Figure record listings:
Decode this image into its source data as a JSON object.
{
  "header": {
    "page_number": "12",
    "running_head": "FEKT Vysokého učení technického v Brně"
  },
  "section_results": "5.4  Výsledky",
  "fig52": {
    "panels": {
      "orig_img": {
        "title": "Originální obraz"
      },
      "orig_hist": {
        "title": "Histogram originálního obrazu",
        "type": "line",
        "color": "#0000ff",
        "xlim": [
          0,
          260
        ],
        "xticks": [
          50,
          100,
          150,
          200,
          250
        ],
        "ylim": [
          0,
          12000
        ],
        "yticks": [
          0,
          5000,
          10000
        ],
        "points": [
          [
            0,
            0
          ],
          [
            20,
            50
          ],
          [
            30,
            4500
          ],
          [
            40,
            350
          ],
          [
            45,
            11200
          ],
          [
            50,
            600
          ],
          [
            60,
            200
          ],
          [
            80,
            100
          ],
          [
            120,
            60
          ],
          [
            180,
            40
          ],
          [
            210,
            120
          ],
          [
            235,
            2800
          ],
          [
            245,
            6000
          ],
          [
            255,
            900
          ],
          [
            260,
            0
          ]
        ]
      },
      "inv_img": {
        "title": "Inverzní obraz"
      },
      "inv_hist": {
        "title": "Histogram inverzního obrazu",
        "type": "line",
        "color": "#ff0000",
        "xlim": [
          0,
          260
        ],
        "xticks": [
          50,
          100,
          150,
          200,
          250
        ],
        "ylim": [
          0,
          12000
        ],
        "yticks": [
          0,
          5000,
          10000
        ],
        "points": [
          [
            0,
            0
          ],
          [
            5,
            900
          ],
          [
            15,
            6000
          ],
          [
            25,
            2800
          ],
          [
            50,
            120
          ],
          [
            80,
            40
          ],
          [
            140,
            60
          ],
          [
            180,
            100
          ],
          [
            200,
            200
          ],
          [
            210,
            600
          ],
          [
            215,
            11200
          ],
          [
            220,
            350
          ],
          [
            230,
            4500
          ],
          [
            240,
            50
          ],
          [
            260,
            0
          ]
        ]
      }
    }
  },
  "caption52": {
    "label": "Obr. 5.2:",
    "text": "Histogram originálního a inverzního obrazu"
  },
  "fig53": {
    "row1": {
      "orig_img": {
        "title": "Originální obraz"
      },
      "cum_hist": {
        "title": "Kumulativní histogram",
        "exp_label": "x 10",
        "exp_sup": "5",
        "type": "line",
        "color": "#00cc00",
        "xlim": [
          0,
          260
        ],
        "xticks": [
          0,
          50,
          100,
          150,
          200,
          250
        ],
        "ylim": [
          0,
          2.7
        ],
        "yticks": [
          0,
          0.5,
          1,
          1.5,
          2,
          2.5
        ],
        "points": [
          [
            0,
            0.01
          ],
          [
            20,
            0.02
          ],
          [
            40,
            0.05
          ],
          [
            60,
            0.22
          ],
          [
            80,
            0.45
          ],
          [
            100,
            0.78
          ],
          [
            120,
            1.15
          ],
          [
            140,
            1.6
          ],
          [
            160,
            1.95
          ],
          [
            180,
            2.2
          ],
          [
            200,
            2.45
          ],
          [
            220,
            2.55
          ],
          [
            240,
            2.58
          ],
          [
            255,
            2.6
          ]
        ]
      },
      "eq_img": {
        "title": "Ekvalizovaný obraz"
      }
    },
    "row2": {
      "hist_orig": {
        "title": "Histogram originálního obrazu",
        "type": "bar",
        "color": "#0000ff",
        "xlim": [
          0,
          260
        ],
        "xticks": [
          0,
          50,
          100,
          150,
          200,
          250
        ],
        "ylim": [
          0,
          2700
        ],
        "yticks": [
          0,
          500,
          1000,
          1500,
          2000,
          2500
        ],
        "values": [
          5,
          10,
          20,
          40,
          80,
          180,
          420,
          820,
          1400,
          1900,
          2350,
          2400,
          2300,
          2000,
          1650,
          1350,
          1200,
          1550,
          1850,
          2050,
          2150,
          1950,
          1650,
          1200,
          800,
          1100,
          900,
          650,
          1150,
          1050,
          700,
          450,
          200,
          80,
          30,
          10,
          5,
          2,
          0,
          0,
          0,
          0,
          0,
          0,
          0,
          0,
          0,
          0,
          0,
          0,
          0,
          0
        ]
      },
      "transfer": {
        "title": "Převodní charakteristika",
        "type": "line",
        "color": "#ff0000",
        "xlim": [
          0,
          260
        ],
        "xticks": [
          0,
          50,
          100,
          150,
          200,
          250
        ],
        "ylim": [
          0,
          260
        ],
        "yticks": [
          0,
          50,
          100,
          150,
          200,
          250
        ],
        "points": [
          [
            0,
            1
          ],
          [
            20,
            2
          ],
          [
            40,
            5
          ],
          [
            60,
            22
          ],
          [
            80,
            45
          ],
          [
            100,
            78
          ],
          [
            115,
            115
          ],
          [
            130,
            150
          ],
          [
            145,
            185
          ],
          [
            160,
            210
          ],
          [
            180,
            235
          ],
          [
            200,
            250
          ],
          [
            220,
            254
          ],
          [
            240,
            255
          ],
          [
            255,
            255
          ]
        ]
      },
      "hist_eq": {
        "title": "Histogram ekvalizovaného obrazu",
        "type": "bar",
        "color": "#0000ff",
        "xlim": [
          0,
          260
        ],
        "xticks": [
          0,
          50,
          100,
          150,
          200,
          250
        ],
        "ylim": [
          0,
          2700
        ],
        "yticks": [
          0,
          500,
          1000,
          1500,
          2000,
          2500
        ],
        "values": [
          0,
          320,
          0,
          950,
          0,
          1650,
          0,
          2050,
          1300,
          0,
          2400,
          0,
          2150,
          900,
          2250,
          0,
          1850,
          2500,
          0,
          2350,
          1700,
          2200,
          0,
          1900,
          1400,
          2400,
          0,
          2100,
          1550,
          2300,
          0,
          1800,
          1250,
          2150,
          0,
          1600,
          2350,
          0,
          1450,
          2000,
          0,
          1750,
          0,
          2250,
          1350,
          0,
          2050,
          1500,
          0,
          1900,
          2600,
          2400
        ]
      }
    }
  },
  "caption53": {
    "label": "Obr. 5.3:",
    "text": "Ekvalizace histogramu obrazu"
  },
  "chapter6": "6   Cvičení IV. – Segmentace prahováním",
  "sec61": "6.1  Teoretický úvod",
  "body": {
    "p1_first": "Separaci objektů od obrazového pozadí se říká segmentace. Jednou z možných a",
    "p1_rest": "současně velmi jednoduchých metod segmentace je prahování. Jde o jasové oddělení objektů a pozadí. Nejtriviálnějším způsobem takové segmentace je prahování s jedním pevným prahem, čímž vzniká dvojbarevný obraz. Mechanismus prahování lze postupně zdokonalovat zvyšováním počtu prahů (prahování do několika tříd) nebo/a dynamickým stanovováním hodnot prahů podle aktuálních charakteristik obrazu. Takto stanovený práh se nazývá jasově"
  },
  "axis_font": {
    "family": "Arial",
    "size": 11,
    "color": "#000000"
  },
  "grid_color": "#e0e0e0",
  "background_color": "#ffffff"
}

Given task:
Exactly as written above, please repeat the entries.

Result of this exercise:
Decode this image into its source data as a JSON object.
{
  "header": {
    "page_number": "12",
    "running_head": "FEKT Vysokého učení technického v Brně"
  },
  "section_results": "5.4  Výsledky",
  "fig52": {
    "panels": {
      "orig_img": {
        "title": "Originální obraz"
      },
      "orig_hist": {
        "title": "Histogram originálního obrazu",
        "type": "line",
        "color": "#0000ff",
        "xlim": [
          0,
          260
        ],
        "xticks": [
          50,
          100,
          150,
          200,
          250
        ],
        "ylim": [
          0,
          12000
        ],
        "yticks": [
          0,
          5000,
          10000
        ],
        "points": [
          [
            0,
            0
          ],
          [
            20,
            50
          ],
          [
            30,
            4500
          ],
          [
            40,
            350
          ],
          [
            45,
            11200
          ],
          [
            50,
            600
          ],
          [
            60,
            200
          ],
          [
            80,
            100
          ],
          [
            120,
            60
          ],
          [
            180,
            40
          ],
          [
            210,
            120
          ],
          [
            235,
            2800
          ],
          [
            245,
            6000
          ],
          [
            255,
            900
          ],
          [
            260,
            0
          ]
        ]
      },
      "inv_img": {
        "title": "Inverzní obraz"
      },
      "inv_hist": {
        "title": "Histogram inverzního obrazu",
        "type": "line",
        "color": "#ff0000",
        "xlim": [
          0,
          260
        ],
        "xticks": [
          50,
          100,
          150,
          200,
          250
        ],
        "ylim": [
          0,
          12000
        ],
        "yticks": [
          0,
          5000,
          10000
        ],
        "points": [
          [
            0,
            0
          ],
          [
            5,
            900
          ],
          [
            15,
            6000
          ],
          [
            25,
            2800
          ],
          [
            50,
            120
          ],
          [
            80,
            40
          ],
          [
            140,
            60
          ],
          [
            180,
            100
          ],
          [
            200,
            200
          ],
          [
            210,
            600
          ],
          [
            215,
            11200
          ],
          [
            220,
            350
          ],
          [
            230,
            4500
          ],
          [
            240,
            50
          ],
          [
            260,
            0
          ]
        ]
      }
    }
  },
  "caption52": {
    "label": "Obr. 5.2:",
    "text": "Histogram originálního a inverzního obrazu"
  },
  "fig53": {
    "row1": {
      "orig_img": {
        "title": "Originální obraz"
      },
      "cum_hist": {
        "title": "Kumulativní histogram",
        "exp_label": "x 10",
        "exp_sup": "5",
        "type": "line",
        "color": "#00cc00",
        "xlim": [
          0,
          260
        ],
        "xticks": [
          0,
          50,
          100,
          150,
          200,
          250
        ],
        "ylim": [
          0,
          2.7
        ],
        "yticks": [
          0,
          0.5,
          1,
          1.5,
          2,
          2.5
        ],
        "points": [
          [
            0,
            0.01
          ],
          [
            20,
            0.02
          ],
          [
            40,
            0.05
          ],
          [
            60,
            0.22
          ],
          [
            80,
            0.45
          ],
          [
            100,
            0.78
          ],
          [
            120,
            1.15
          ],
          [
            140,
            1.6
          ],
          [
            160,
            1.95
          ],
          [
            180,
            2.2
          ],
          [
            200,
            2.45
          ],
          [
            220,
            2.55
          ],
          [
            240,
            2.58
          ],
          [
            255,
            2.6
          ]
        ]
      },
      "eq_img": {
        "title": "Ekvalizovaný obraz"
      }
    },
    "row2": {
      "hist_orig": {
        "title": "Histogram originálního obrazu",
        "type": "bar",
        "color": "#0000ff",
        "xlim": [
          0,
          260
        ],
        "xticks": [
          0,
          50,
          100,
          150,
          200,
          250
        ],
        "ylim": [
          0,
          2700
        ],
        "yticks": [
          0,
          500,
          1000,
          1500,
          2000,
          2500
        ],
        "values": [
          5,
          10,
          20,
          40,
          80,
          180,
          420,
          820,
          1400,
          1900,
          2350,
          2400,
          2300,
          2000,
          1650,
          1350,
          1200,
          1550,
          1850,
          2050,
          2150,
          1950,
          1650,
          1200,
          800,
          1100,
          900,
          650,
          1150,
          1050,
          700,
          450,
          200,
          80,
          30,
          10,
          5,
          2,
          0,
          0,
          0,
          0,
          0,
          0,
          0,
          0,
          0,
          0,
          0,
          0,
          0,
          0
        ]
      },
      "transfer": {
        "title": "Převodní charakteristika",
        "type": "line",
        "color": "#ff0000",
        "xlim": [
          0,
          260
        ],
        "xticks": [
          0,
          50,
          100,
          150,
          200,
          250
        ],
        "ylim": [
          0,
          260
        ],
        "yticks": [
          0,
          50,
          100,
          150,
          200,
          250
        ],
        "points": [
          [
            0,
            1
          ],
          [
            20,
            2
          ],
          [
            40,
            5
          ],
          [
            60,
            22
          ],
          [
            80,
            45
          ],
          [
            100,
            78
          ],
          [
            115,
            115
          ],
          [
            130,
            150
          ],
          [
            145,
            185
          ],
          [
            160,
            210
          ],
          [
            180,
            235
          ],
          [
            200,
            250
          ],
          [
            220,
            254
          ],
          [
            240,
            255
          ],
          [
            255,
            255
          ]
        ]
      },
      "hist_eq": {
        "title": "Histogram ekvalizovaného obrazu",
        "type": "bar",
        "color": "#0000ff",
        "xlim": [
          0,
          260
        ],
        "xticks": [
          0,
          50,
          100,
          150,
          200,
          250
        ],
        "ylim": [
          0,
          2700
        ],
        "yticks": [
          0,
          500,
          1000,
          1500,
          2000,
          2500
        ],
        "values": [
          0,
          320,
          0,
          950,
          0,
          1650,
          0,
          2050,
          1300,
          0,
          2400,
          0,
          2150,
          900,
          2250,
          0,
          1850,
          2500,
          0,
          2350,
          1700,
          2200,
          0,
          1900,
          1400,
          2400,
          0,
          2100,
          1550,
          2300,
          0,
          1800,
          1250,
          2150,
          0,
          1600,
          2350,
          0,
          1450,
          2000,
          0,
          1750,
          0,
          2250,
          1350,
          0,
          2050,
          1500,
          0,
          1900,
          2600,
          2400
        ]
      }
    }
  },
  "caption53": {
    "label": "Obr. 5.3:",
    "text": "Ekvalizace histogramu obrazu"
  },
  "chapter6": "6   Cvičení IV. – Segmentace prahováním",
  "sec61": "6.1  Teoretický úvod",
  "body": {
    "p1_first": "Separaci objektů od obrazového pozadí se říká segmentace. Jednou z možných a",
    "p1_rest": "současně velmi jednoduchých metod segmentace je prahování. Jde o jasové oddělení objektů a pozadí. Nejtriviálnějším způsobem takové segmentace je prahování s jedním pevným prahem, čímž vzniká dvojbarevný obraz. Mechanismus prahování lze postupně zdokonalovat zvyšováním počtu prahů (prahování do několika tříd) nebo/a dynamickým stanovováním hodnot prahů podle aktuálních charakteristik obrazu. Takto stanovený práh se nazývá jasově"
  },
  "axis_font": {
    "family": "Arial",
    "size": 11,
    "color": "#000000"
  },
  "grid_color": "#e0e0e0",
  "background_color": "#ffffff"
}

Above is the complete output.